◆ What you need to do:
Repeat the lines below exactly as they appear, but leave out the images.

◆ Records for the exercise:
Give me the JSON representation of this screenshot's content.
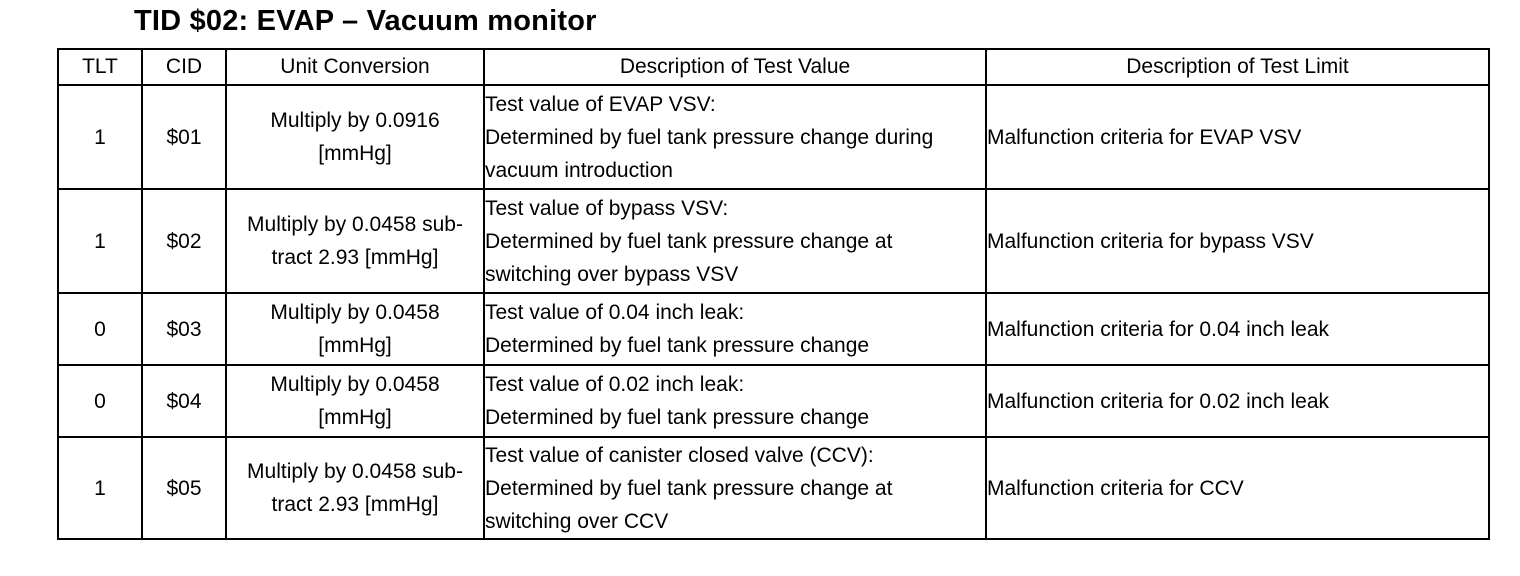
{
  "title": "TID $02: EVAP – Vacuum monitor",
  "table": {
    "headers": [
      "TLT",
      "CID",
      "Unit Conversion",
      "Description of Test Value",
      "Description of Test Limit"
    ],
    "rows": [
      {
        "tlt": "1",
        "cid": "$01",
        "conversion": [
          "Multiply by 0.0916",
          "[mmHg]"
        ],
        "description": [
          "Test value of EVAP VSV:",
          "Determined by fuel tank pressure change during",
          "vacuum introduction"
        ],
        "limit": "Malfunction criteria for EVAP VSV"
      },
      {
        "tlt": "1",
        "cid": "$02",
        "conversion": [
          "Multiply by 0.0458 sub-",
          "tract 2.93 [mmHg]"
        ],
        "description": [
          "Test value of bypass VSV:",
          "Determined by fuel tank pressure change at",
          "switching over bypass VSV"
        ],
        "limit": "Malfunction criteria for bypass VSV"
      },
      {
        "tlt": "0",
        "cid": "$03",
        "conversion": [
          "Multiply by 0.0458",
          "[mmHg]"
        ],
        "description": [
          "Test value of 0.04 inch leak:",
          "Determined by fuel tank pressure change"
        ],
        "limit": "Malfunction criteria for 0.04 inch leak"
      },
      {
        "tlt": "0",
        "cid": "$04",
        "conversion": [
          "Multiply by 0.0458",
          "[mmHg]"
        ],
        "description": [
          "Test value of 0.02 inch leak:",
          "Determined by fuel tank pressure change"
        ],
        "limit": "Malfunction criteria for 0.02 inch leak"
      },
      {
        "tlt": "1",
        "cid": "$05",
        "conversion": [
          "Multiply by 0.0458 sub-",
          "tract 2.93 [mmHg]"
        ],
        "description": [
          "Test value of canister closed valve (CCV):",
          "Determined by fuel tank pressure change at",
          "switching over CCV"
        ],
        "limit": "Malfunction criteria for CCV"
      }
    ]
  }
}
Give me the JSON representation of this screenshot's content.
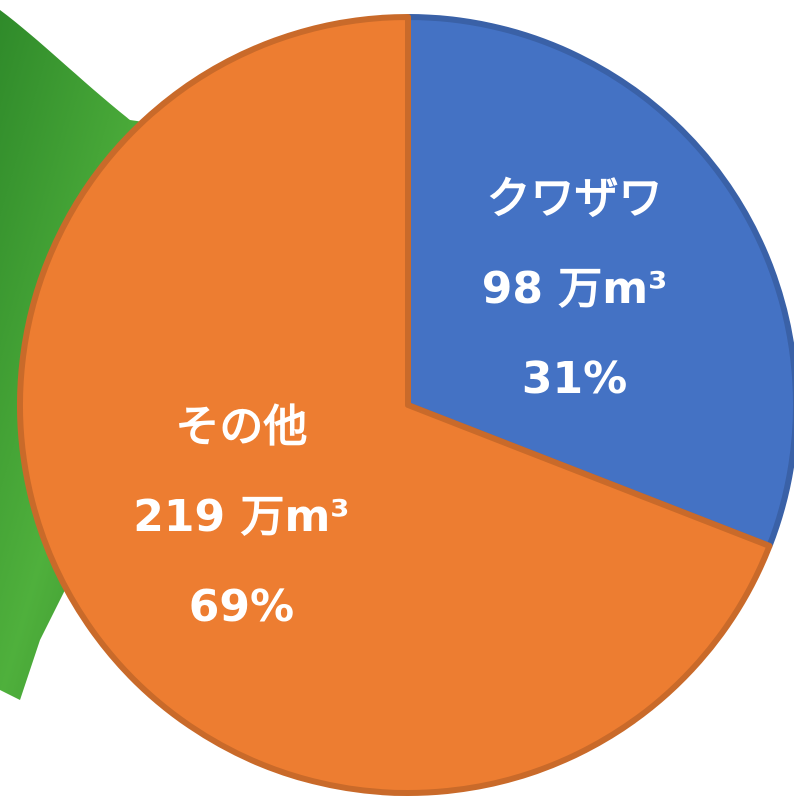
{
  "chart_data": {
    "type": "pie",
    "categories": [
      "クワザワ",
      "その他"
    ],
    "values": [
      98,
      219
    ],
    "value_labels": [
      "98 万m³",
      "219 万m³"
    ],
    "percent_labels": [
      "31%",
      "69%"
    ],
    "colors": [
      "#4472c4",
      "#ed7d31"
    ]
  }
}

◆ Task output:
Give me the JSON representation of this screenshot's content.
{
  "title": "TID $02: EVAP – Vacuum monitor",
  "table": {
    "headers": [
      "TLT",
      "CID",
      "Unit Conversion",
      "Description of Test Value",
      "Description of Test Limit"
    ],
    "rows": [
      {
        "tlt": "1",
        "cid": "$01",
        "conversion": [
          "Multiply by 0.0916",
          "[mmHg]"
        ],
        "description": [
          "Test value of EVAP VSV:",
          "Determined by fuel tank pressure change during",
          "vacuum introduction"
        ],
        "limit": "Malfunction criteria for EVAP VSV"
      },
      {
        "tlt": "1",
        "cid": "$02",
        "conversion": [
          "Multiply by 0.0458 sub-",
          "tract 2.93 [mmHg]"
        ],
        "description": [
          "Test value of bypass VSV:",
          "Determined by fuel tank pressure change at",
          "switching over bypass VSV"
        ],
        "limit": "Malfunction criteria for bypass VSV"
      },
      {
        "tlt": "0",
        "cid": "$03",
        "conversion": [
          "Multiply by 0.0458",
          "[mmHg]"
        ],
        "description": [
          "Test value of 0.04 inch leak:",
          "Determined by fuel tank pressure change"
        ],
        "limit": "Malfunction criteria for 0.04 inch leak"
      },
      {
        "tlt": "0",
        "cid": "$04",
        "conversion": [
          "Multiply by 0.0458",
          "[mmHg]"
        ],
        "description": [
          "Test value of 0.02 inch leak:",
          "Determined by fuel tank pressure change"
        ],
        "limit": "Malfunction criteria for 0.02 inch leak"
      },
      {
        "tlt": "1",
        "cid": "$05",
        "conversion": [
          "Multiply by 0.0458 sub-",
          "tract 2.93 [mmHg]"
        ],
        "description": [
          "Test value of canister closed valve (CCV):",
          "Determined by fuel tank pressure change at",
          "switching over CCV"
        ],
        "limit": "Malfunction criteria for CCV"
      }
    ]
  }
}
Give me the JSON representation of this screenshot's content.
{
  "chart_data": {
    "type": "pie",
    "categories": [
      "クワザワ",
      "その他"
    ],
    "values": [
      98,
      219
    ],
    "value_labels": [
      "98 万m³",
      "219 万m³"
    ],
    "percent_labels": [
      "31%",
      "69%"
    ],
    "colors": [
      "#4472c4",
      "#ed7d31"
    ]
  }
}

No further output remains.